**Set task**: Each line that follows should be printed again exactly as it stands.

**Task inputs**:
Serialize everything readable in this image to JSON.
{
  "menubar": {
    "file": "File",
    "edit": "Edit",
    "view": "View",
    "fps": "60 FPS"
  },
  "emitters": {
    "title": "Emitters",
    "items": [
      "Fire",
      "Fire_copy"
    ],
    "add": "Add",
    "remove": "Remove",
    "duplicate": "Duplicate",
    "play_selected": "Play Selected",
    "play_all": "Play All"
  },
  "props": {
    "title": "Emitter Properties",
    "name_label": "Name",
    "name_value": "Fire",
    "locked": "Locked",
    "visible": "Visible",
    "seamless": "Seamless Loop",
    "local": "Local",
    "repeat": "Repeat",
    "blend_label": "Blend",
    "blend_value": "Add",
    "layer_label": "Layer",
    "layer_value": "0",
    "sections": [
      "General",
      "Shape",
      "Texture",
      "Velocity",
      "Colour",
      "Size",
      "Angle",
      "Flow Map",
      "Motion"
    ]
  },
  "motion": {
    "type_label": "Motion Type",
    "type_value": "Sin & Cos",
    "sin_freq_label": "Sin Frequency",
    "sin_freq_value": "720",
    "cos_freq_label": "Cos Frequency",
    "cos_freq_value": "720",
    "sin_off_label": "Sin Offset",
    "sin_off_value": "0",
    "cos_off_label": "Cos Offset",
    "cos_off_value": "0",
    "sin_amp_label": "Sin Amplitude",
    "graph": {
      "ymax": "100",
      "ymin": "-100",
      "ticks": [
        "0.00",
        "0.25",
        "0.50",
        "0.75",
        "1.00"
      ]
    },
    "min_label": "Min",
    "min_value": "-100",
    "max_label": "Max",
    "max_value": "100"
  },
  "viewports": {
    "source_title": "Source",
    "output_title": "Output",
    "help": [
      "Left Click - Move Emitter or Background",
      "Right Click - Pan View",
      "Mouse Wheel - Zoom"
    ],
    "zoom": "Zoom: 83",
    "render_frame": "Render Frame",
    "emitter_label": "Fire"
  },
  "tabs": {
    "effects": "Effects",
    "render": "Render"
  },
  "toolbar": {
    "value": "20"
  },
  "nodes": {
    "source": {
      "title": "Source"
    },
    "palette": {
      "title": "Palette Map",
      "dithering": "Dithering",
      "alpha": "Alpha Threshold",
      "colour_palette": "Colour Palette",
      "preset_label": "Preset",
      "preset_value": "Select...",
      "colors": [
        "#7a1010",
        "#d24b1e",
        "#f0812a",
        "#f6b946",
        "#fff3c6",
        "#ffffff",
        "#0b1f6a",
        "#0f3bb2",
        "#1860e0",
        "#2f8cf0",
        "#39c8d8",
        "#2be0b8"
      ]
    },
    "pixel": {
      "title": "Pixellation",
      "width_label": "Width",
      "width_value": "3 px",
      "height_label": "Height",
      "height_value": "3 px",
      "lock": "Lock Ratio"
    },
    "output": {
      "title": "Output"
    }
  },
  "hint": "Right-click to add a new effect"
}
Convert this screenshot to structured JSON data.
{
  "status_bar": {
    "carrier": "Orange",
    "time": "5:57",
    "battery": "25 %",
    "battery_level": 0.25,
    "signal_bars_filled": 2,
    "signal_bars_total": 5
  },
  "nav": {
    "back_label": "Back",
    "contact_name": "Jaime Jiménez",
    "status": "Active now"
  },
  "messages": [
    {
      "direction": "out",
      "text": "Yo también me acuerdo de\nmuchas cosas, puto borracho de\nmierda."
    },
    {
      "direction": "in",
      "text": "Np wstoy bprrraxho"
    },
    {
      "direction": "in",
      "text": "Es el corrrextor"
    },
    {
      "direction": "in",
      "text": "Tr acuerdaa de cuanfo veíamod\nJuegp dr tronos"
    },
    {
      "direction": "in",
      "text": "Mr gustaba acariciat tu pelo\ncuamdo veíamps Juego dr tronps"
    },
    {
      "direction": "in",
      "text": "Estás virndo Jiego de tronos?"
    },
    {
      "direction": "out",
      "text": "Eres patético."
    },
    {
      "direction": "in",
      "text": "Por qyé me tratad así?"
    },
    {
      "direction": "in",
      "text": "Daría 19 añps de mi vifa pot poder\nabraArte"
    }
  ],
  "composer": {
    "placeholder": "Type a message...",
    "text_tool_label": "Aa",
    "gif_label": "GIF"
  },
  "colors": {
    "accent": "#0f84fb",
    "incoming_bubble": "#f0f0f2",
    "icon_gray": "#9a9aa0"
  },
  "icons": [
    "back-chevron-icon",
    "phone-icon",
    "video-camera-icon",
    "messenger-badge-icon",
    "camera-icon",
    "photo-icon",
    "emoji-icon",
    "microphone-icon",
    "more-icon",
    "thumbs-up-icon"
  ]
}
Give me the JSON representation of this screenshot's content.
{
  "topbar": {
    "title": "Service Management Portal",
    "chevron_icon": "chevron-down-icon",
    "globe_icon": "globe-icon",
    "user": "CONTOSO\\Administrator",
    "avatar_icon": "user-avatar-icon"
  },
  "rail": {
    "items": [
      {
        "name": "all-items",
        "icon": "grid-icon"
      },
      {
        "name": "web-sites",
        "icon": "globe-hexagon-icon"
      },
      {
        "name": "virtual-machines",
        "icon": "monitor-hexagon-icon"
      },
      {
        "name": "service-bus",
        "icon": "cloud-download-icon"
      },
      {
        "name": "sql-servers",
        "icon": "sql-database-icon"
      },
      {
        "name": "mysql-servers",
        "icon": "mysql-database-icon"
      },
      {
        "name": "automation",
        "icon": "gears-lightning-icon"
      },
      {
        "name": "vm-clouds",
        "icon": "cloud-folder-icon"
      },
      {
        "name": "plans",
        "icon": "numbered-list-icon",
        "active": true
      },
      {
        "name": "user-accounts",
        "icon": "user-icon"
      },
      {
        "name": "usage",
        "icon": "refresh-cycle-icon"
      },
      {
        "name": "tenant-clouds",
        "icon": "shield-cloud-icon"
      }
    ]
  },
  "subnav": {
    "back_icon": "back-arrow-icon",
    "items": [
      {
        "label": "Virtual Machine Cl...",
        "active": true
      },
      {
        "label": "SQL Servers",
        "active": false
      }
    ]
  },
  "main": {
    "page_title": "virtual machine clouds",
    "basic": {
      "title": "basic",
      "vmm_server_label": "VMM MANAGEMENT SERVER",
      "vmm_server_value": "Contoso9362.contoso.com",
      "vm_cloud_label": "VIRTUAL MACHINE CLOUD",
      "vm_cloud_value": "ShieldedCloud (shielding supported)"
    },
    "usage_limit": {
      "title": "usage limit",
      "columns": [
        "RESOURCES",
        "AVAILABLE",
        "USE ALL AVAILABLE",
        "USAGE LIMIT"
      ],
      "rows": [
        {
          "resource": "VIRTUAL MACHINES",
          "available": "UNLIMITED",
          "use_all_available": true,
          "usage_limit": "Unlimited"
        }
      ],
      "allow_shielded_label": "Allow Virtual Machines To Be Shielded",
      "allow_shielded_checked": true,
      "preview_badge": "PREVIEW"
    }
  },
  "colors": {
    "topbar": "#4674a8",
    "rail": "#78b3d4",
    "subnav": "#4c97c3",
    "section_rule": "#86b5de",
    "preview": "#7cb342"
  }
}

**Exercise solution**:
Serialize everything readable in this image to JSON.
{
  "menubar": {
    "file": "File",
    "edit": "Edit",
    "view": "View",
    "fps": "60 FPS"
  },
  "emitters": {
    "title": "Emitters",
    "items": [
      "Fire",
      "Fire_copy"
    ],
    "add": "Add",
    "remove": "Remove",
    "duplicate": "Duplicate",
    "play_selected": "Play Selected",
    "play_all": "Play All"
  },
  "props": {
    "title": "Emitter Properties",
    "name_label": "Name",
    "name_value": "Fire",
    "locked": "Locked",
    "visible": "Visible",
    "seamless": "Seamless Loop",
    "local": "Local",
    "repeat": "Repeat",
    "blend_label": "Blend",
    "blend_value": "Add",
    "layer_label": "Layer",
    "layer_value": "0",
    "sections": [
      "General",
      "Shape",
      "Texture",
      "Velocity",
      "Colour",
      "Size",
      "Angle",
      "Flow Map",
      "Motion"
    ]
  },
  "motion": {
    "type_label": "Motion Type",
    "type_value": "Sin & Cos",
    "sin_freq_label": "Sin Frequency",
    "sin_freq_value": "720",
    "cos_freq_label": "Cos Frequency",
    "cos_freq_value": "720",
    "sin_off_label": "Sin Offset",
    "sin_off_value": "0",
    "cos_off_label": "Cos Offset",
    "cos_off_value": "0",
    "sin_amp_label": "Sin Amplitude",
    "graph": {
      "ymax": "100",
      "ymin": "-100",
      "ticks": [
        "0.00",
        "0.25",
        "0.50",
        "0.75",
        "1.00"
      ]
    },
    "min_label": "Min",
    "min_value": "-100",
    "max_label": "Max",
    "max_value": "100"
  },
  "viewports": {
    "source_title": "Source",
    "output_title": "Output",
    "help": [
      "Left Click - Move Emitter or Background",
      "Right Click - Pan View",
      "Mouse Wheel - Zoom"
    ],
    "zoom": "Zoom: 83",
    "render_frame": "Render Frame",
    "emitter_label": "Fire"
  },
  "tabs": {
    "effects": "Effects",
    "render": "Render"
  },
  "toolbar": {
    "value": "20"
  },
  "nodes": {
    "source": {
      "title": "Source"
    },
    "palette": {
      "title": "Palette Map",
      "dithering": "Dithering",
      "alpha": "Alpha Threshold",
      "colour_palette": "Colour Palette",
      "preset_label": "Preset",
      "preset_value": "Select...",
      "colors": [
        "#7a1010",
        "#d24b1e",
        "#f0812a",
        "#f6b946",
        "#fff3c6",
        "#ffffff",
        "#0b1f6a",
        "#0f3bb2",
        "#1860e0",
        "#2f8cf0",
        "#39c8d8",
        "#2be0b8"
      ]
    },
    "pixel": {
      "title": "Pixellation",
      "width_label": "Width",
      "width_value": "3 px",
      "height_label": "Height",
      "height_value": "3 px",
      "lock": "Lock Ratio"
    },
    "output": {
      "title": "Output"
    }
  },
  "hint": "Right-click to add a new effect"
}
Convert this screenshot to structured JSON data.
{
  "status_bar": {
    "carrier": "Orange",
    "time": "5:57",
    "battery": "25 %",
    "battery_level": 0.25,
    "signal_bars_filled": 2,
    "signal_bars_total": 5
  },
  "nav": {
    "back_label": "Back",
    "contact_name": "Jaime Jiménez",
    "status": "Active now"
  },
  "messages": [
    {
      "direction": "out",
      "text": "Yo también me acuerdo de\nmuchas cosas, puto borracho de\nmierda."
    },
    {
      "direction": "in",
      "text": "Np wstoy bprrraxho"
    },
    {
      "direction": "in",
      "text": "Es el corrrextor"
    },
    {
      "direction": "in",
      "text": "Tr acuerdaa de cuanfo veíamod\nJuegp dr tronos"
    },
    {
      "direction": "in",
      "text": "Mr gustaba acariciat tu pelo\ncuamdo veíamps Juego dr tronps"
    },
    {
      "direction": "in",
      "text": "Estás virndo Jiego de tronos?"
    },
    {
      "direction": "out",
      "text": "Eres patético."
    },
    {
      "direction": "in",
      "text": "Por qyé me tratad así?"
    },
    {
      "direction": "in",
      "text": "Daría 19 añps de mi vifa pot poder\nabraArte"
    }
  ],
  "composer": {
    "placeholder": "Type a message...",
    "text_tool_label": "Aa",
    "gif_label": "GIF"
  },
  "colors": {
    "accent": "#0f84fb",
    "incoming_bubble": "#f0f0f2",
    "icon_gray": "#9a9aa0"
  },
  "icons": [
    "back-chevron-icon",
    "phone-icon",
    "video-camera-icon",
    "messenger-badge-icon",
    "camera-icon",
    "photo-icon",
    "emoji-icon",
    "microphone-icon",
    "more-icon",
    "thumbs-up-icon"
  ]
}
Give me the JSON representation of this screenshot's content.
{
  "topbar": {
    "title": "Service Management Portal",
    "chevron_icon": "chevron-down-icon",
    "globe_icon": "globe-icon",
    "user": "CONTOSO\\Administrator",
    "avatar_icon": "user-avatar-icon"
  },
  "rail": {
    "items": [
      {
        "name": "all-items",
        "icon": "grid-icon"
      },
      {
        "name": "web-sites",
        "icon": "globe-hexagon-icon"
      },
      {
        "name": "virtual-machines",
        "icon": "monitor-hexagon-icon"
      },
      {
        "name": "service-bus",
        "icon": "cloud-download-icon"
      },
      {
        "name": "sql-servers",
        "icon": "sql-database-icon"
      },
      {
        "name": "mysql-servers",
        "icon": "mysql-database-icon"
      },
      {
        "name": "automation",
        "icon": "gears-lightning-icon"
      },
      {
        "name": "vm-clouds",
        "icon": "cloud-folder-icon"
      },
      {
        "name": "plans",
        "icon": "numbered-list-icon",
        "active": true
      },
      {
        "name": "user-accounts",
        "icon": "user-icon"
      },
      {
        "name": "usage",
        "icon": "refresh-cycle-icon"
      },
      {
        "name": "tenant-clouds",
        "icon": "shield-cloud-icon"
      }
    ]
  },
  "subnav": {
    "back_icon": "back-arrow-icon",
    "items": [
      {
        "label": "Virtual Machine Cl...",
        "active": true
      },
      {
        "label": "SQL Servers",
        "active": false
      }
    ]
  },
  "main": {
    "page_title": "virtual machine clouds",
    "basic": {
      "title": "basic",
      "vmm_server_label": "VMM MANAGEMENT SERVER",
      "vmm_server_value": "Contoso9362.contoso.com",
      "vm_cloud_label": "VIRTUAL MACHINE CLOUD",
      "vm_cloud_value": "ShieldedCloud (shielding supported)"
    },
    "usage_limit": {
      "title": "usage limit",
      "columns": [
        "RESOURCES",
        "AVAILABLE",
        "USE ALL AVAILABLE",
        "USAGE LIMIT"
      ],
      "rows": [
        {
          "resource": "VIRTUAL MACHINES",
          "available": "UNLIMITED",
          "use_all_available": true,
          "usage_limit": "Unlimited"
        }
      ],
      "allow_shielded_label": "Allow Virtual Machines To Be Shielded",
      "allow_shielded_checked": true,
      "preview_badge": "PREVIEW"
    }
  },
  "colors": {
    "topbar": "#4674a8",
    "rail": "#78b3d4",
    "subnav": "#4c97c3",
    "section_rule": "#86b5de",
    "preview": "#7cb342"
  }
}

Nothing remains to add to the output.